▸ **Supplied entries**
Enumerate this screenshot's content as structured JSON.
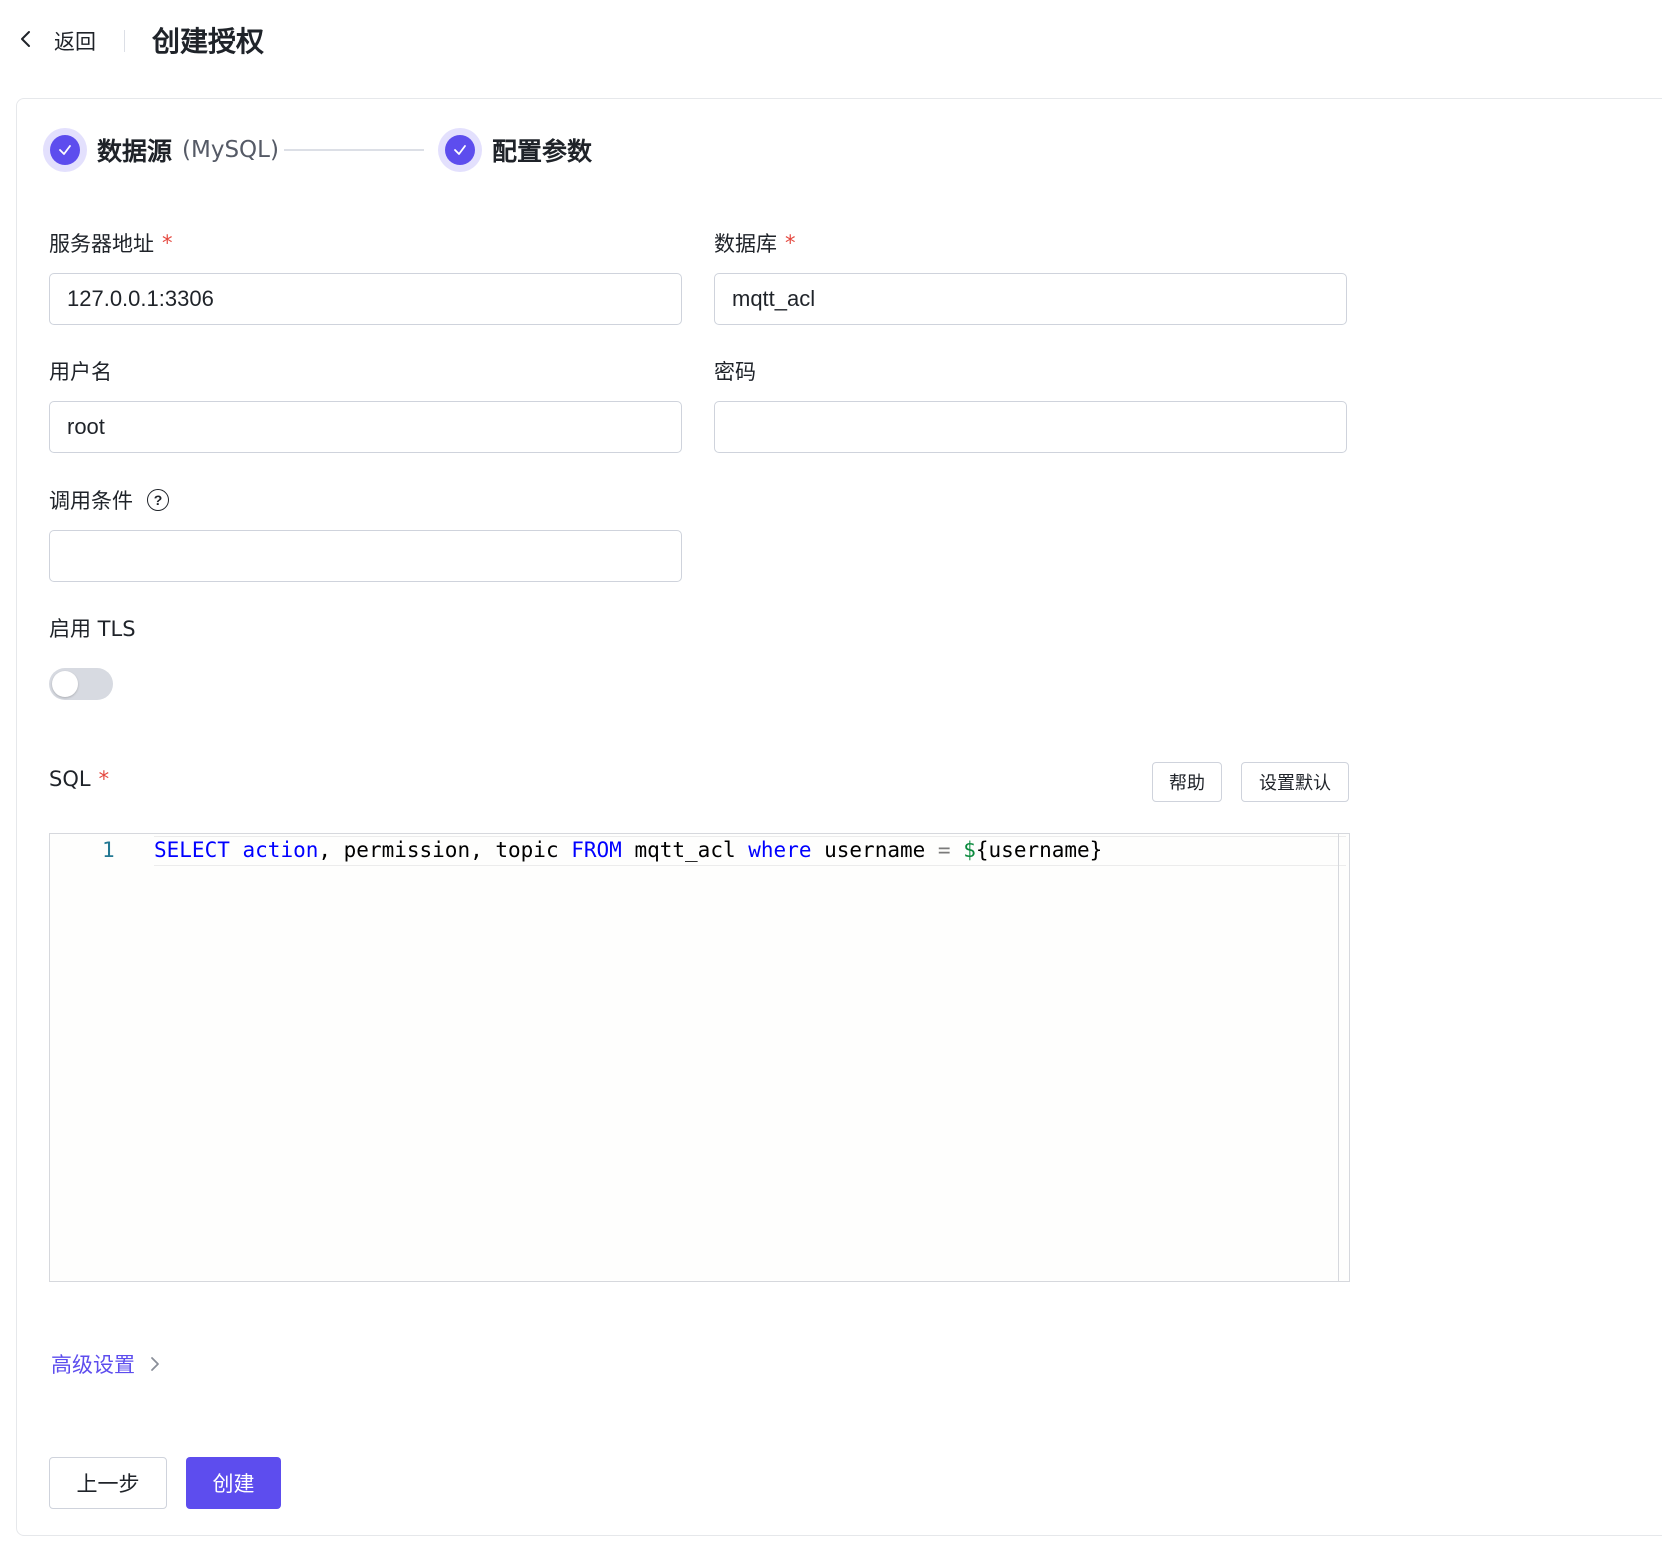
{
  "header": {
    "back_label": "返回",
    "title": "创建授权"
  },
  "steps": [
    {
      "title": "数据源",
      "subtitle": "(MySQL)",
      "status": "done"
    },
    {
      "title": "配置参数",
      "subtitle": "",
      "status": "done"
    }
  ],
  "form": {
    "server": {
      "label": "服务器地址",
      "value": "127.0.0.1:3306",
      "required": true
    },
    "database": {
      "label": "数据库",
      "value": "mqtt_acl",
      "required": true
    },
    "username": {
      "label": "用户名",
      "value": "root"
    },
    "password": {
      "label": "密码",
      "value": ""
    },
    "condition": {
      "label": "调用条件",
      "value": ""
    },
    "tls": {
      "label": "启用 TLS",
      "enabled": false
    },
    "sql": {
      "label": "SQL",
      "required": true,
      "help_button": "帮助",
      "default_button": "设置默认",
      "line_numbers": [
        "1"
      ],
      "code": {
        "select": "SELECT",
        "action": "action",
        "mid1": ", permission, topic ",
        "from": "FROM",
        "mid2": " mqtt_acl ",
        "where": "where",
        "mid3": " username ",
        "eq": "=",
        "sp": " ",
        "dollar": "$",
        "tail": "{username}"
      }
    }
  },
  "advanced_label": "高级设置",
  "footer": {
    "prev_label": "上一步",
    "create_label": "创建"
  },
  "colors": {
    "primary": "#5d4dee",
    "required": "#e5483f",
    "keyword": "#0000ff"
  },
  "icons": [
    "chevron-left-icon",
    "check-icon",
    "question-circle-icon",
    "chevron-right-icon"
  ]
}
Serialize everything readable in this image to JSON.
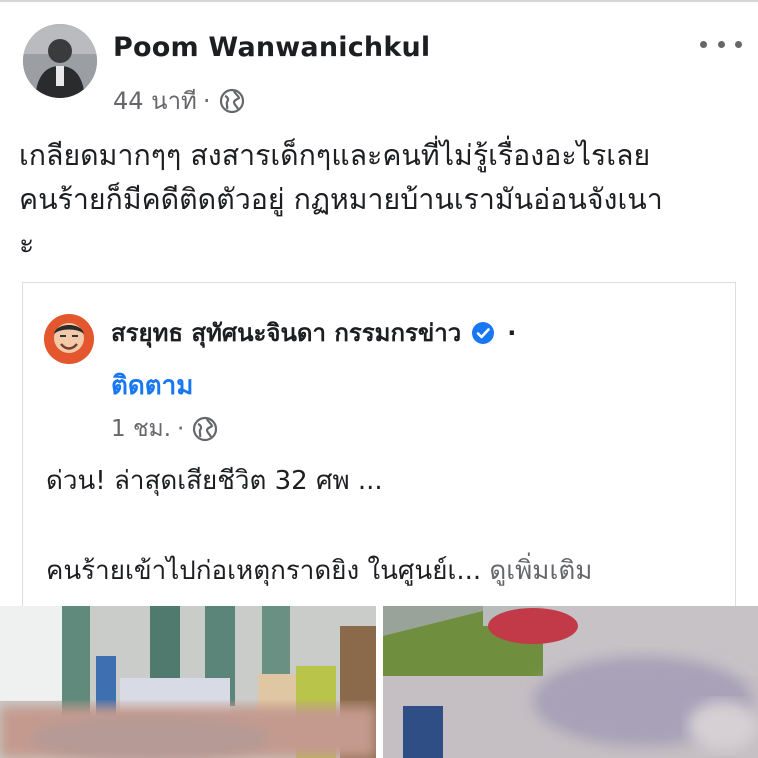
{
  "post": {
    "author": "Poom Wanwanichkul",
    "time": "44 นาที",
    "separator": "·",
    "privacy_icon": "globe-icon",
    "more_icon": "more-options-icon",
    "text_lines": [
      "เกลียดมากๆๆ สงสารเด็กๆและคนที่ไม่รู้เรื่องอะไรเลย",
      "คนร้ายก็มีคดีติดตัวอยู่ กฏหมายบ้านเรามันอ่อนจังเนา",
      "ะ"
    ]
  },
  "shared": {
    "author": "สรยุทธ สุทัศนะจินดา กรรมกรข่าว",
    "verified_icon": "verified-badge-icon",
    "separator": "·",
    "follow": "ติดตาม",
    "time": "1 ชม.",
    "privacy_icon": "globe-icon",
    "line1": "ด่วน! ล่าสุดเสียชีวิต 32 ศพ ...",
    "line2": "คนร้ายเข้าไปก่อเหตุกราดยิง ในศูนย์เ...",
    "see_more": "ดูเพิ่มเติม"
  },
  "colors": {
    "link_blue": "#1877f2",
    "secondary_text": "#65676b",
    "primary_text": "#1c1e21",
    "border": "#dadde1"
  }
}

▸ **What is being asked**
All of the data above should be quoted exactly, except for the pictures.

▸ **Answer below**
Enumerate this screenshot's content as structured JSON.
{
  "header": {
    "back_label": "返回",
    "title": "创建授权"
  },
  "steps": [
    {
      "title": "数据源",
      "subtitle": "(MySQL)",
      "status": "done"
    },
    {
      "title": "配置参数",
      "subtitle": "",
      "status": "done"
    }
  ],
  "form": {
    "server": {
      "label": "服务器地址",
      "value": "127.0.0.1:3306",
      "required": true
    },
    "database": {
      "label": "数据库",
      "value": "mqtt_acl",
      "required": true
    },
    "username": {
      "label": "用户名",
      "value": "root"
    },
    "password": {
      "label": "密码",
      "value": ""
    },
    "condition": {
      "label": "调用条件",
      "value": ""
    },
    "tls": {
      "label": "启用 TLS",
      "enabled": false
    },
    "sql": {
      "label": "SQL",
      "required": true,
      "help_button": "帮助",
      "default_button": "设置默认",
      "line_numbers": [
        "1"
      ],
      "code": {
        "select": "SELECT",
        "action": "action",
        "mid1": ", permission, topic ",
        "from": "FROM",
        "mid2": " mqtt_acl ",
        "where": "where",
        "mid3": " username ",
        "eq": "=",
        "sp": " ",
        "dollar": "$",
        "tail": "{username}"
      }
    }
  },
  "advanced_label": "高级设置",
  "footer": {
    "prev_label": "上一步",
    "create_label": "创建"
  },
  "colors": {
    "primary": "#5d4dee",
    "required": "#e5483f",
    "keyword": "#0000ff"
  },
  "icons": [
    "chevron-left-icon",
    "check-icon",
    "question-circle-icon",
    "chevron-right-icon"
  ]
}
Serialize everything readable in this image to JSON.
{
  "post": {
    "author": "Poom Wanwanichkul",
    "time": "44 นาที",
    "separator": "·",
    "privacy_icon": "globe-icon",
    "more_icon": "more-options-icon",
    "text_lines": [
      "เกลียดมากๆๆ สงสารเด็กๆและคนที่ไม่รู้เรื่องอะไรเลย",
      "คนร้ายก็มีคดีติดตัวอยู่ กฏหมายบ้านเรามันอ่อนจังเนา",
      "ะ"
    ]
  },
  "shared": {
    "author": "สรยุทธ สุทัศนะจินดา กรรมกรข่าว",
    "verified_icon": "verified-badge-icon",
    "separator": "·",
    "follow": "ติดตาม",
    "time": "1 ชม.",
    "privacy_icon": "globe-icon",
    "line1": "ด่วน! ล่าสุดเสียชีวิต 32 ศพ ...",
    "line2": "คนร้ายเข้าไปก่อเหตุกราดยิง ในศูนย์เ...",
    "see_more": "ดูเพิ่มเติม"
  },
  "colors": {
    "link_blue": "#1877f2",
    "secondary_text": "#65676b",
    "primary_text": "#1c1e21",
    "border": "#dadde1"
  }
}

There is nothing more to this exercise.